◆ Task details
Extract each line from the entries below that has the string "而后逐渐变暗" in it.
▬▬▬
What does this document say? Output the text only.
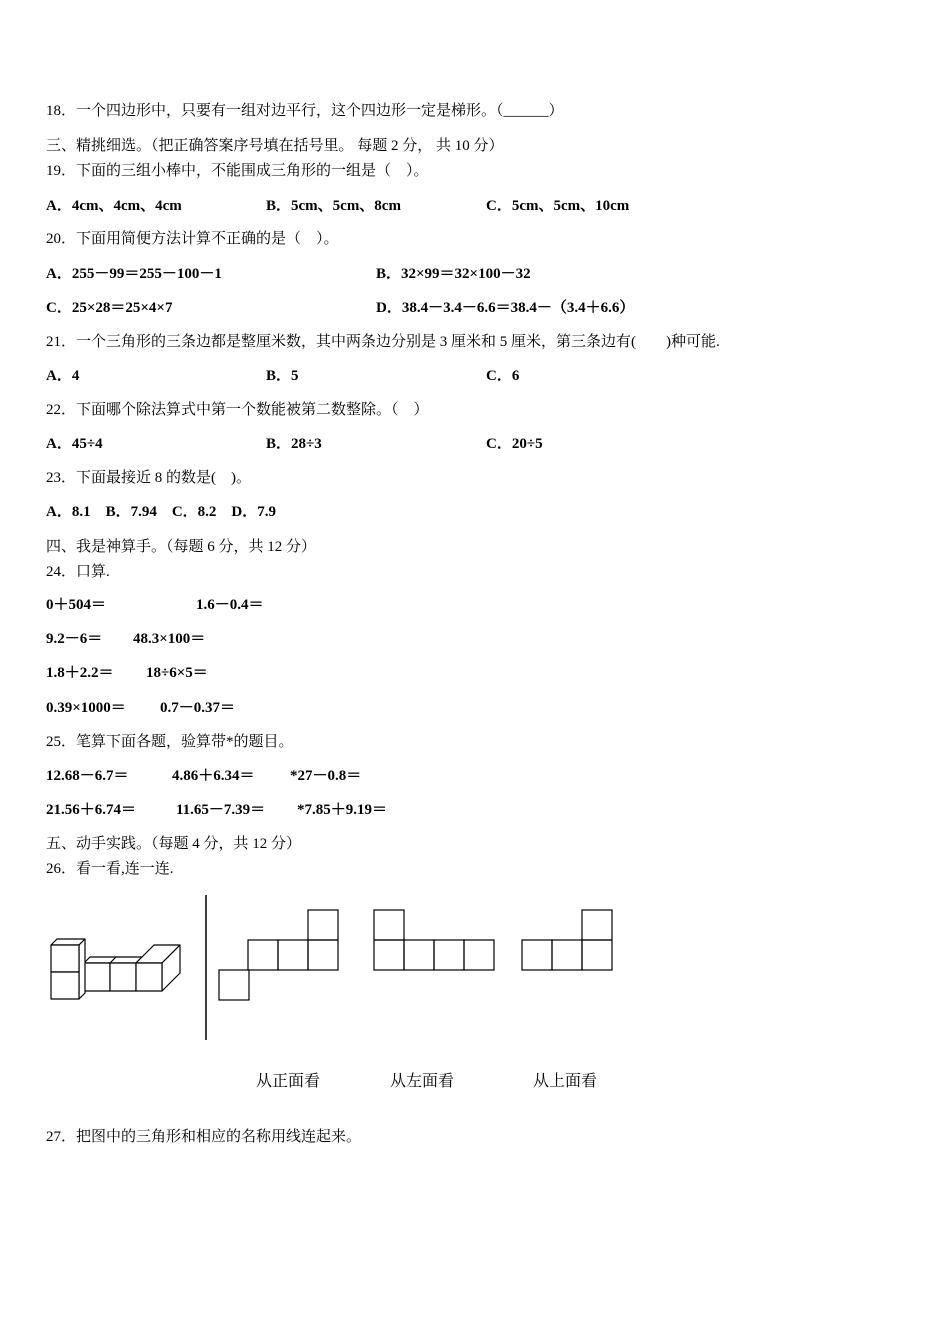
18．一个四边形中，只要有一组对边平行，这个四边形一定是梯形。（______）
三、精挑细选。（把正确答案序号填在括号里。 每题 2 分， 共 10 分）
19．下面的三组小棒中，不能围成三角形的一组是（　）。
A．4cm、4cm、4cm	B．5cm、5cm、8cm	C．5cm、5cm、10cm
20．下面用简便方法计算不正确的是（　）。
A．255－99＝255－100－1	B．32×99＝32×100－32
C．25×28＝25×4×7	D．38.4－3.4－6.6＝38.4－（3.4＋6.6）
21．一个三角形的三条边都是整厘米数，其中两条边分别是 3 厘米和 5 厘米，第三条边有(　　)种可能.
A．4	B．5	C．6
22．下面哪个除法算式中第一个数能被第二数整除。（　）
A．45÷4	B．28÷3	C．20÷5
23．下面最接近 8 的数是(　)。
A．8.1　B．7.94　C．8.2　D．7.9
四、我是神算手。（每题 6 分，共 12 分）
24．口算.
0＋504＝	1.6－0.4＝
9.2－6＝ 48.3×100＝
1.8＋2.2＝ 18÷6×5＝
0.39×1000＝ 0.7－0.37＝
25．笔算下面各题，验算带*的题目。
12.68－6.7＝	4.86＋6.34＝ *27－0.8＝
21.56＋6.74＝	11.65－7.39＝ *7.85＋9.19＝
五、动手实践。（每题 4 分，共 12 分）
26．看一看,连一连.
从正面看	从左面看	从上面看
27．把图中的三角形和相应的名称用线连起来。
▬▬▬
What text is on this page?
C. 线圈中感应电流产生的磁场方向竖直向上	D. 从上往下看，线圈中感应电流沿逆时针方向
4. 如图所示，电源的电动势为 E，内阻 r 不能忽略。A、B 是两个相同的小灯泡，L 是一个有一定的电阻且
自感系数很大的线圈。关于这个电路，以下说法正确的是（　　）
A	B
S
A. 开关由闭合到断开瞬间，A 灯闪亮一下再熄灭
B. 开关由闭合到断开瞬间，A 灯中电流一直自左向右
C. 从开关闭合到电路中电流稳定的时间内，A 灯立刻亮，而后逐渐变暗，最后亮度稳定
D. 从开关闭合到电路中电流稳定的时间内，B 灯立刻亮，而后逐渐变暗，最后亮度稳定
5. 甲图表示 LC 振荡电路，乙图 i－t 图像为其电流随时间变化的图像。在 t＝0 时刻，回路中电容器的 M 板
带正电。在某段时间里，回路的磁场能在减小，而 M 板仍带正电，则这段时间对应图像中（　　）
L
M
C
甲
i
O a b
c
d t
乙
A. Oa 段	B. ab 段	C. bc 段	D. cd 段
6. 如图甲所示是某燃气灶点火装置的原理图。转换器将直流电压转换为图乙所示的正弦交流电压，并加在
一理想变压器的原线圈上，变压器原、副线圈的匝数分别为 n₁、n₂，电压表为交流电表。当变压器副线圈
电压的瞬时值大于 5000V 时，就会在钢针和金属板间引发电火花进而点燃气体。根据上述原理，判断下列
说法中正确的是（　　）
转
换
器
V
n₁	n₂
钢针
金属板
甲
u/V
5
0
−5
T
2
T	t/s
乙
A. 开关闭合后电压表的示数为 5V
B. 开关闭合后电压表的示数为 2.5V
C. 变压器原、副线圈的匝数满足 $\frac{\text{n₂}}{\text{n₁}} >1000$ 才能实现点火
▬▬▬
◆ Reply
C. 从开关闭合到电路中电流稳定的时间内，A 灯立刻亮，而后逐渐变暗，最后亮度稳定
D. 从开关闭合到电路中电流稳定的时间内，B 灯立刻亮，而后逐渐变暗，最后亮度稳定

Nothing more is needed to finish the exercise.